* **Do this**
Without altering anything, repeat each of the records.
──────
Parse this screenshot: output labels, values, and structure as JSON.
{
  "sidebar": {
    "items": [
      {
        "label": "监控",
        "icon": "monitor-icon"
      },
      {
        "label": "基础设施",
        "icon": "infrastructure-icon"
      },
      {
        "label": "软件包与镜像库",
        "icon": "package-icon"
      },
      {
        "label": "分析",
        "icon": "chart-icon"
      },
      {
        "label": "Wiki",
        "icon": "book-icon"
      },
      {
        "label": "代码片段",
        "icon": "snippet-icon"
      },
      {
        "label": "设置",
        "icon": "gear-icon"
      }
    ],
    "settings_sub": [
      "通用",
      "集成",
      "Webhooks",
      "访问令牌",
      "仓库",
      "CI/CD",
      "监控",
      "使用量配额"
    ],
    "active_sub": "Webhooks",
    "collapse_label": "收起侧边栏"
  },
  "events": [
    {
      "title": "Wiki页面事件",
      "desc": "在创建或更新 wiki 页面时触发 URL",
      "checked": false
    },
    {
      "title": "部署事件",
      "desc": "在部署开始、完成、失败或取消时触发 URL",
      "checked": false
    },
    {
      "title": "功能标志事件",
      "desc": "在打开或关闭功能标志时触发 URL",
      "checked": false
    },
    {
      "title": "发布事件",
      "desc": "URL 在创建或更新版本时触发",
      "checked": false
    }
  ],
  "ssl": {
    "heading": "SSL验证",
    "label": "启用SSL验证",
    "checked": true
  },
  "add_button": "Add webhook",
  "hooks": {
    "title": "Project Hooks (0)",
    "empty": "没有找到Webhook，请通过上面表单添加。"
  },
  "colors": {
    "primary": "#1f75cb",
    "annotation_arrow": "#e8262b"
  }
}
──────
* **Result**
Parse this screenshot: output labels, values, and structure as JSON.
{
  "sidebar": {
    "items": [
      {
        "label": "监控",
        "icon": "monitor-icon"
      },
      {
        "label": "基础设施",
        "icon": "infrastructure-icon"
      },
      {
        "label": "软件包与镜像库",
        "icon": "package-icon"
      },
      {
        "label": "分析",
        "icon": "chart-icon"
      },
      {
        "label": "Wiki",
        "icon": "book-icon"
      },
      {
        "label": "代码片段",
        "icon": "snippet-icon"
      },
      {
        "label": "设置",
        "icon": "gear-icon"
      }
    ],
    "settings_sub": [
      "通用",
      "集成",
      "Webhooks",
      "访问令牌",
      "仓库",
      "CI/CD",
      "监控",
      "使用量配额"
    ],
    "active_sub": "Webhooks",
    "collapse_label": "收起侧边栏"
  },
  "events": [
    {
      "title": "Wiki页面事件",
      "desc": "在创建或更新 wiki 页面时触发 URL",
      "checked": false
    },
    {
      "title": "部署事件",
      "desc": "在部署开始、完成、失败或取消时触发 URL",
      "checked": false
    },
    {
      "title": "功能标志事件",
      "desc": "在打开或关闭功能标志时触发 URL",
      "checked": false
    },
    {
      "title": "发布事件",
      "desc": "URL 在创建或更新版本时触发",
      "checked": false
    }
  ],
  "ssl": {
    "heading": "SSL验证",
    "label": "启用SSL验证",
    "checked": true
  },
  "add_button": "Add webhook",
  "hooks": {
    "title": "Project Hooks (0)",
    "empty": "没有找到Webhook，请通过上面表单添加。"
  },
  "colors": {
    "primary": "#1f75cb",
    "annotation_arrow": "#e8262b"
  }
}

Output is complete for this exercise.